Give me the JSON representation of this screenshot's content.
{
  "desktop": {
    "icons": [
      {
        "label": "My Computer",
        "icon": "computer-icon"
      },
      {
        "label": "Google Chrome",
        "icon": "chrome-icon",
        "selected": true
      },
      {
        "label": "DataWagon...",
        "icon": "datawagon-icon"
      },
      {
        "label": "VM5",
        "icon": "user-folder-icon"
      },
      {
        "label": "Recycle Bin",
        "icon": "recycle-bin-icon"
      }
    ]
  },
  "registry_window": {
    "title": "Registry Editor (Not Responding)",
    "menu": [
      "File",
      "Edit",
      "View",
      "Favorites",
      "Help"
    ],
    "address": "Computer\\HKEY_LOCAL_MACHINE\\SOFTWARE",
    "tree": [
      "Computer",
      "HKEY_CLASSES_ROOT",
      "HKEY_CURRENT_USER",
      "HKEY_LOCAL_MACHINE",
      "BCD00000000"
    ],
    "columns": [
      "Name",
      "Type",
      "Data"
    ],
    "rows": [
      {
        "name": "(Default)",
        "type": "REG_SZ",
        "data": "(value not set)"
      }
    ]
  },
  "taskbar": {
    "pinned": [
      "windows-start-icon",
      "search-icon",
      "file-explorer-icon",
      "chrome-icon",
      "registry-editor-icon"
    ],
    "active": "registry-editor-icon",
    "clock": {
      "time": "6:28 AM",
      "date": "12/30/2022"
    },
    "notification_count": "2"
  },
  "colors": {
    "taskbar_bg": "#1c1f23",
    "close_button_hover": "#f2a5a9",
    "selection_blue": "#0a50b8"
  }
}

WHAT THE TASK REQUIRES
Return the entries above exactly, each one complete.

REPLY
Give me the JSON representation of this screenshot's content.
{
  "desktop": {
    "icons": [
      {
        "label": "My Computer",
        "icon": "computer-icon"
      },
      {
        "label": "Google Chrome",
        "icon": "chrome-icon",
        "selected": true
      },
      {
        "label": "DataWagon...",
        "icon": "datawagon-icon"
      },
      {
        "label": "VM5",
        "icon": "user-folder-icon"
      },
      {
        "label": "Recycle Bin",
        "icon": "recycle-bin-icon"
      }
    ]
  },
  "registry_window": {
    "title": "Registry Editor (Not Responding)",
    "menu": [
      "File",
      "Edit",
      "View",
      "Favorites",
      "Help"
    ],
    "address": "Computer\\HKEY_LOCAL_MACHINE\\SOFTWARE",
    "tree": [
      "Computer",
      "HKEY_CLASSES_ROOT",
      "HKEY_CURRENT_USER",
      "HKEY_LOCAL_MACHINE",
      "BCD00000000"
    ],
    "columns": [
      "Name",
      "Type",
      "Data"
    ],
    "rows": [
      {
        "name": "(Default)",
        "type": "REG_SZ",
        "data": "(value not set)"
      }
    ]
  },
  "taskbar": {
    "pinned": [
      "windows-start-icon",
      "search-icon",
      "file-explorer-icon",
      "chrome-icon",
      "registry-editor-icon"
    ],
    "active": "registry-editor-icon",
    "clock": {
      "time": "6:28 AM",
      "date": "12/30/2022"
    },
    "notification_count": "2"
  },
  "colors": {
    "taskbar_bg": "#1c1f23",
    "close_button_hover": "#f2a5a9",
    "selection_blue": "#0a50b8"
  }
}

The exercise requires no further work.